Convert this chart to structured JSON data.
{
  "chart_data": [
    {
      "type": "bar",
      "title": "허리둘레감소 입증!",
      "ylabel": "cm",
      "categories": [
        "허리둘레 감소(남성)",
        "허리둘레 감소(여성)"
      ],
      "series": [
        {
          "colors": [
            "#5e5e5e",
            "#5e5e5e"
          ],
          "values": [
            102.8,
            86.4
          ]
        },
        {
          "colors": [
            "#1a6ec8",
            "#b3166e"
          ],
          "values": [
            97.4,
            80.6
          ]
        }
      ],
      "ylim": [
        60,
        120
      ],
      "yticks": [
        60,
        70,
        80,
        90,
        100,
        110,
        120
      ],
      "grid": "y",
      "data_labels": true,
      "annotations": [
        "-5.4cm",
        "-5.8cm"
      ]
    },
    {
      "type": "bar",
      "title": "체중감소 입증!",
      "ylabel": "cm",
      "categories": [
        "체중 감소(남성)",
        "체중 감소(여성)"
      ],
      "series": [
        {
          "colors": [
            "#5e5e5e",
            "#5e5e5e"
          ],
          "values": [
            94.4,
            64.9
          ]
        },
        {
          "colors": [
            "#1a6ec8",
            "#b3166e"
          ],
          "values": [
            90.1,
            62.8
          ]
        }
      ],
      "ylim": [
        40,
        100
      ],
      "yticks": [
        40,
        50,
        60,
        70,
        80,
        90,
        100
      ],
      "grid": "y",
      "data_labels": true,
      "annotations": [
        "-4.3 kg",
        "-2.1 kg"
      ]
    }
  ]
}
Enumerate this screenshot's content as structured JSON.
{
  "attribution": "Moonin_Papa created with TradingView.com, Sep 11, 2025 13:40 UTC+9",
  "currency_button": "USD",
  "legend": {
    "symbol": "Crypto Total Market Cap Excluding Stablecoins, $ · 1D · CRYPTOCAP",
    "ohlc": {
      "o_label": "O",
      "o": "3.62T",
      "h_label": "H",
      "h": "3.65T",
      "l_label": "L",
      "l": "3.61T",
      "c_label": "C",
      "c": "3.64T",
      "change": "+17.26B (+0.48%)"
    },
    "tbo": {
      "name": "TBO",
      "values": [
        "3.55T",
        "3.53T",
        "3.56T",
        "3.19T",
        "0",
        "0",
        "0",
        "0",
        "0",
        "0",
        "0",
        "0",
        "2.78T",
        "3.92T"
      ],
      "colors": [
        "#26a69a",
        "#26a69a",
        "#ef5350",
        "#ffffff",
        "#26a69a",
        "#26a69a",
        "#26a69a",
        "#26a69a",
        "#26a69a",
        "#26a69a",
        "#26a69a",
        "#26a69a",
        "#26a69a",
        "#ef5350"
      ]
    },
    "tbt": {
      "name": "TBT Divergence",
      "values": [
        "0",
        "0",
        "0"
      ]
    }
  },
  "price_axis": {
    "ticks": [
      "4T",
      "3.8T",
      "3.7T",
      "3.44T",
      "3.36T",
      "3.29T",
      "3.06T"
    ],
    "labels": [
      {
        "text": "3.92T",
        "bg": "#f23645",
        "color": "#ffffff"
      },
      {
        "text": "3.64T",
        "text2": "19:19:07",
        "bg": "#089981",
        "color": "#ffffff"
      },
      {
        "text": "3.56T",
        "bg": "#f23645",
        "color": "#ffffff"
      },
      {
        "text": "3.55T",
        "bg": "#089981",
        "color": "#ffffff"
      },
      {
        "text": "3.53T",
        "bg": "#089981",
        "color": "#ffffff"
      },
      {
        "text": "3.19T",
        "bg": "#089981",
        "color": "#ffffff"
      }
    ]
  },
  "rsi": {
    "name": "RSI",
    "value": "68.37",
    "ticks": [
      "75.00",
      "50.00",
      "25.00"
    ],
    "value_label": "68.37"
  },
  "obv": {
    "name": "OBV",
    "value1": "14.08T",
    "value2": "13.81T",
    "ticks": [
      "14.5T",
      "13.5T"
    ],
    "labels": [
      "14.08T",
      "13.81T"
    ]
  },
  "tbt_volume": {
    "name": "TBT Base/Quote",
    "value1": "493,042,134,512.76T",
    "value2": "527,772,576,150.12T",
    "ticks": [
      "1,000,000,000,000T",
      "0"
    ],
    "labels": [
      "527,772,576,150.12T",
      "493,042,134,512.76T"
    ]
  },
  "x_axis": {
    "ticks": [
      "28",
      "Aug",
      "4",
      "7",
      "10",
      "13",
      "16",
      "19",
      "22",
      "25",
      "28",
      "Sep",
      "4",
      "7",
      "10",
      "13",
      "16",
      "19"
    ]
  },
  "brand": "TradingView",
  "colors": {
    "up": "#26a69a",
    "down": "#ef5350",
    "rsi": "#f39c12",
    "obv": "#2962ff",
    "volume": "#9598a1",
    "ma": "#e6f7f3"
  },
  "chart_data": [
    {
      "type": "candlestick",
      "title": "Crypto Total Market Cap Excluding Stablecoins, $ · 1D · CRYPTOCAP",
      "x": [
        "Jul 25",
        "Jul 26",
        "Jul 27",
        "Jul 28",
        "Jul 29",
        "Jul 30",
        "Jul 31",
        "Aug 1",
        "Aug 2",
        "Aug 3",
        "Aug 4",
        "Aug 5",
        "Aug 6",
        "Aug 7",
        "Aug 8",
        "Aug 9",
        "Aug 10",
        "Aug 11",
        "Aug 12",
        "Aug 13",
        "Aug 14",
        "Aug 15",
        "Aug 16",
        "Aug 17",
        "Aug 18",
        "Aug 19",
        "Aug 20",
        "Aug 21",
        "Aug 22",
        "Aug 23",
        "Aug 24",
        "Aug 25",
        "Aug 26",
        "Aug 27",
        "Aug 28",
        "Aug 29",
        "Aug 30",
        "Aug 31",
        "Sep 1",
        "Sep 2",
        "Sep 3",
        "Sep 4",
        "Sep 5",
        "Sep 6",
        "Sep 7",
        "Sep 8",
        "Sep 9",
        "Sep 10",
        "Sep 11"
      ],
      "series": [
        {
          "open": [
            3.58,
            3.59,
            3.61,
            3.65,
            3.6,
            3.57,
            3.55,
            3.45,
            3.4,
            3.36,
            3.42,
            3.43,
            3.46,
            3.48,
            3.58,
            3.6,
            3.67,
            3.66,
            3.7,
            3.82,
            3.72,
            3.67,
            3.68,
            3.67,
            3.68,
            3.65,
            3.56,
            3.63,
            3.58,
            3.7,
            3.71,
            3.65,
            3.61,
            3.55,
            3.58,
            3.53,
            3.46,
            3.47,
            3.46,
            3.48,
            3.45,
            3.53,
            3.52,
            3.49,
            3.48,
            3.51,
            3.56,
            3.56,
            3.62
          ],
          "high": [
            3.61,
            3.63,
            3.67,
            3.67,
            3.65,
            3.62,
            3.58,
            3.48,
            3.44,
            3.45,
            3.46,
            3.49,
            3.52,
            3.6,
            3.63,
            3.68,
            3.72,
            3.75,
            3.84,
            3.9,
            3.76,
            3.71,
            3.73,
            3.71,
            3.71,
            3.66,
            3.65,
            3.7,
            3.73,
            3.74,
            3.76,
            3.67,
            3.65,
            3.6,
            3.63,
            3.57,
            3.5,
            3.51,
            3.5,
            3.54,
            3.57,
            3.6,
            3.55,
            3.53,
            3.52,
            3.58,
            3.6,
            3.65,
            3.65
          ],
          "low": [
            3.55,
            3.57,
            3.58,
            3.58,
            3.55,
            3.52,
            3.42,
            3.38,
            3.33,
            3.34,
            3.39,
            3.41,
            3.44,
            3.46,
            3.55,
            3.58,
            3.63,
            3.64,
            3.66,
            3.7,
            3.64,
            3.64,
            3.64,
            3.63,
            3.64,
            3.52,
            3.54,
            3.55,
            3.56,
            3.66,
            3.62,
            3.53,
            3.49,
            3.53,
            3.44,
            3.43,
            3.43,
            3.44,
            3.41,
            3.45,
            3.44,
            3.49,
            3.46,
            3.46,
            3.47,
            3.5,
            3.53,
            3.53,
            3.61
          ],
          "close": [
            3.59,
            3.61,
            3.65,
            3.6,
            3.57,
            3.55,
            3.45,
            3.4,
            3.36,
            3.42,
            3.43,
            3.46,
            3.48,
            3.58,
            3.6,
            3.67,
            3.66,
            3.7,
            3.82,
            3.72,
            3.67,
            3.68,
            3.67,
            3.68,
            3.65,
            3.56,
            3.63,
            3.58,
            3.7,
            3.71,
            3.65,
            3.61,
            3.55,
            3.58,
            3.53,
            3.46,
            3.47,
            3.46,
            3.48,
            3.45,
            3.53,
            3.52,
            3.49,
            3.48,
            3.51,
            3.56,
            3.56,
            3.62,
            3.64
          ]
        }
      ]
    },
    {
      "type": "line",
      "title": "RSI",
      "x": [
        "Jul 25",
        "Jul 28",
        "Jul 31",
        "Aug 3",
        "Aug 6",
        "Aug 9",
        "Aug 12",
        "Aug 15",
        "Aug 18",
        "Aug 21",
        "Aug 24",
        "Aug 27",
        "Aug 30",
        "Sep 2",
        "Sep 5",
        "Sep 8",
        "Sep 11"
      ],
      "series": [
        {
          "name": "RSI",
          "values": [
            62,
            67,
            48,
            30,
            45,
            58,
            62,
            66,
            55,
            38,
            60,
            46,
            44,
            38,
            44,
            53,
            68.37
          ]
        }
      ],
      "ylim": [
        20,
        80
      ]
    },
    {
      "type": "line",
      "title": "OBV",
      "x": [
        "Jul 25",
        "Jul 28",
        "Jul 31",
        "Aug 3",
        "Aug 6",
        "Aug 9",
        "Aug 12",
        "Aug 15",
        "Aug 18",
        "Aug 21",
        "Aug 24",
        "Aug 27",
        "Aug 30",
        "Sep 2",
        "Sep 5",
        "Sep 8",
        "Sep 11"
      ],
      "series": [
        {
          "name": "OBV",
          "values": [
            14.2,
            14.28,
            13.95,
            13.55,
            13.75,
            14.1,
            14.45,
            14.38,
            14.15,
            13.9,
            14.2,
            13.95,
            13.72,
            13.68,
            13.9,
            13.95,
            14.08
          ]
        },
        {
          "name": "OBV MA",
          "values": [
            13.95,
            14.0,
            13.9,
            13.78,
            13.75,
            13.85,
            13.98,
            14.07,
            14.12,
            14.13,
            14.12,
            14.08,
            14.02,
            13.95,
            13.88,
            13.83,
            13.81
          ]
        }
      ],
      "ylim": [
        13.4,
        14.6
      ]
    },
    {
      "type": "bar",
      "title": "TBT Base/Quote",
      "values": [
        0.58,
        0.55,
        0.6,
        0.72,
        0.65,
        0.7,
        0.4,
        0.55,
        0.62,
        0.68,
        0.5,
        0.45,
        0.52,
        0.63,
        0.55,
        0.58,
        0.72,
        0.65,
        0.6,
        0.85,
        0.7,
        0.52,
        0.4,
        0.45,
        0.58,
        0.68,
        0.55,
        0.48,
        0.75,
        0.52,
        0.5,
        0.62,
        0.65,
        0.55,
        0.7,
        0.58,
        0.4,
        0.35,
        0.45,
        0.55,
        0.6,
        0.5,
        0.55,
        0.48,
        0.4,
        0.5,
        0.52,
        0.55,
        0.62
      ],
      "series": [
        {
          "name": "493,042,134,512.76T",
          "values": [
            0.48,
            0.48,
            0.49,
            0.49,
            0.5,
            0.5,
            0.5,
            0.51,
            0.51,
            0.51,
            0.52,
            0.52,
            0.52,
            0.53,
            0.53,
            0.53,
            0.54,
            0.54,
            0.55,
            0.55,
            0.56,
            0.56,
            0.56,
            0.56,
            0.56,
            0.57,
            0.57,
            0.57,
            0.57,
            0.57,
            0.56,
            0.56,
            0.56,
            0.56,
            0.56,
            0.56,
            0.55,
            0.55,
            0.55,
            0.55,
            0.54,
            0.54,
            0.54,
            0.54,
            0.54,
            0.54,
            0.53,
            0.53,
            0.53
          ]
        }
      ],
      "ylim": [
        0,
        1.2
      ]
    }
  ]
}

—————

Given problem >> Search the listing above for the string "this". Copy every line that contains it.

Exercise response >>
Convert this chart to structured JSON data.
Enumerate this screenshot's content as structured JSON.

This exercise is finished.